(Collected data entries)

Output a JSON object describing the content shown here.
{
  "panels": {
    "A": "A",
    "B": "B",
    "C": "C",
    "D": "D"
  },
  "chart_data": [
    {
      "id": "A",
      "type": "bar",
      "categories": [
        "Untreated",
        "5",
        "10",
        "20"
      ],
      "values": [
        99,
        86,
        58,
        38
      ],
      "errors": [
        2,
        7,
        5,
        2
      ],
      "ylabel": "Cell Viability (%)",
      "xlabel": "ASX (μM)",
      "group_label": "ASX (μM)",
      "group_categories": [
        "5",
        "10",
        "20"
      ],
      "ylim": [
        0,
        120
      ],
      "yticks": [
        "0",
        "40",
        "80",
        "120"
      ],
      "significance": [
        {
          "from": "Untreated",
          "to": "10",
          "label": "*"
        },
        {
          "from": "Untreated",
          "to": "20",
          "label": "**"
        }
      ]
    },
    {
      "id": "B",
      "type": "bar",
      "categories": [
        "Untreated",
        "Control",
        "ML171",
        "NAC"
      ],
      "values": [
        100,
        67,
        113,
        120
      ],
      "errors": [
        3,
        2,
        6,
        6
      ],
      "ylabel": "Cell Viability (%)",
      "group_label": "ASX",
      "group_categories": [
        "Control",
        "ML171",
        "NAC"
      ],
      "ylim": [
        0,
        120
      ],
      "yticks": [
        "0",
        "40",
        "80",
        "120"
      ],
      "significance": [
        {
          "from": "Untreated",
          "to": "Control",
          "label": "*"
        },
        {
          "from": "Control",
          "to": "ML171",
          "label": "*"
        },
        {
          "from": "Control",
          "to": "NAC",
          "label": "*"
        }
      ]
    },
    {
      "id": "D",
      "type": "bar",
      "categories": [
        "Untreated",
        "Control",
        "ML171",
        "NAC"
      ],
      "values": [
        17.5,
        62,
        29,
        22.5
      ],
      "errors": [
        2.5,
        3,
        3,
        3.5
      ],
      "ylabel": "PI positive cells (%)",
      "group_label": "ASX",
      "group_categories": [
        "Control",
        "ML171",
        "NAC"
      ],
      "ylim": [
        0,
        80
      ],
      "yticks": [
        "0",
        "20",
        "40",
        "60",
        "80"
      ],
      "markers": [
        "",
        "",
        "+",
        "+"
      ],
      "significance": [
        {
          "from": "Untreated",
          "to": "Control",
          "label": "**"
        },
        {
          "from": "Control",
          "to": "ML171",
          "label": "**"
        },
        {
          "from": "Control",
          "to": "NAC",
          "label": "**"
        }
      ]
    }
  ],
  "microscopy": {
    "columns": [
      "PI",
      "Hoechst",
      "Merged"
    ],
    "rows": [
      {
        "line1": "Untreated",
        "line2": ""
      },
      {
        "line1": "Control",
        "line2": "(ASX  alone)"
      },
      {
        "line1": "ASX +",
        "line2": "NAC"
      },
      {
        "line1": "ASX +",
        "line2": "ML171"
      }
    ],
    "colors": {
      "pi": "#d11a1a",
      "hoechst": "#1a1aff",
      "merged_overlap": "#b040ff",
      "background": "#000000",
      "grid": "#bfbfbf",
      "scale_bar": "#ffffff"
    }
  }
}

**Exercise prompt**. Every record here must be output exactly, word for word.

**Output below**.
Output a JSON object describing the content shown here.
{
  "panels": {
    "A": "A",
    "B": "B",
    "C": "C",
    "D": "D"
  },
  "chart_data": [
    {
      "id": "A",
      "type": "bar",
      "categories": [
        "Untreated",
        "5",
        "10",
        "20"
      ],
      "values": [
        99,
        86,
        58,
        38
      ],
      "errors": [
        2,
        7,
        5,
        2
      ],
      "ylabel": "Cell Viability (%)",
      "xlabel": "ASX (μM)",
      "group_label": "ASX (μM)",
      "group_categories": [
        "5",
        "10",
        "20"
      ],
      "ylim": [
        0,
        120
      ],
      "yticks": [
        "0",
        "40",
        "80",
        "120"
      ],
      "significance": [
        {
          "from": "Untreated",
          "to": "10",
          "label": "*"
        },
        {
          "from": "Untreated",
          "to": "20",
          "label": "**"
        }
      ]
    },
    {
      "id": "B",
      "type": "bar",
      "categories": [
        "Untreated",
        "Control",
        "ML171",
        "NAC"
      ],
      "values": [
        100,
        67,
        113,
        120
      ],
      "errors": [
        3,
        2,
        6,
        6
      ],
      "ylabel": "Cell Viability (%)",
      "group_label": "ASX",
      "group_categories": [
        "Control",
        "ML171",
        "NAC"
      ],
      "ylim": [
        0,
        120
      ],
      "yticks": [
        "0",
        "40",
        "80",
        "120"
      ],
      "significance": [
        {
          "from": "Untreated",
          "to": "Control",
          "label": "*"
        },
        {
          "from": "Control",
          "to": "ML171",
          "label": "*"
        },
        {
          "from": "Control",
          "to": "NAC",
          "label": "*"
        }
      ]
    },
    {
      "id": "D",
      "type": "bar",
      "categories": [
        "Untreated",
        "Control",
        "ML171",
        "NAC"
      ],
      "values": [
        17.5,
        62,
        29,
        22.5
      ],
      "errors": [
        2.5,
        3,
        3,
        3.5
      ],
      "ylabel": "PI positive cells (%)",
      "group_label": "ASX",
      "group_categories": [
        "Control",
        "ML171",
        "NAC"
      ],
      "ylim": [
        0,
        80
      ],
      "yticks": [
        "0",
        "20",
        "40",
        "60",
        "80"
      ],
      "markers": [
        "",
        "",
        "+",
        "+"
      ],
      "significance": [
        {
          "from": "Untreated",
          "to": "Control",
          "label": "**"
        },
        {
          "from": "Control",
          "to": "ML171",
          "label": "**"
        },
        {
          "from": "Control",
          "to": "NAC",
          "label": "**"
        }
      ]
    }
  ],
  "microscopy": {
    "columns": [
      "PI",
      "Hoechst",
      "Merged"
    ],
    "rows": [
      {
        "line1": "Untreated",
        "line2": ""
      },
      {
        "line1": "Control",
        "line2": "(ASX  alone)"
      },
      {
        "line1": "ASX +",
        "line2": "NAC"
      },
      {
        "line1": "ASX +",
        "line2": "ML171"
      }
    ],
    "colors": {
      "pi": "#d11a1a",
      "hoechst": "#1a1aff",
      "merged_overlap": "#b040ff",
      "background": "#000000",
      "grid": "#bfbfbf",
      "scale_bar": "#ffffff"
    }
  }
}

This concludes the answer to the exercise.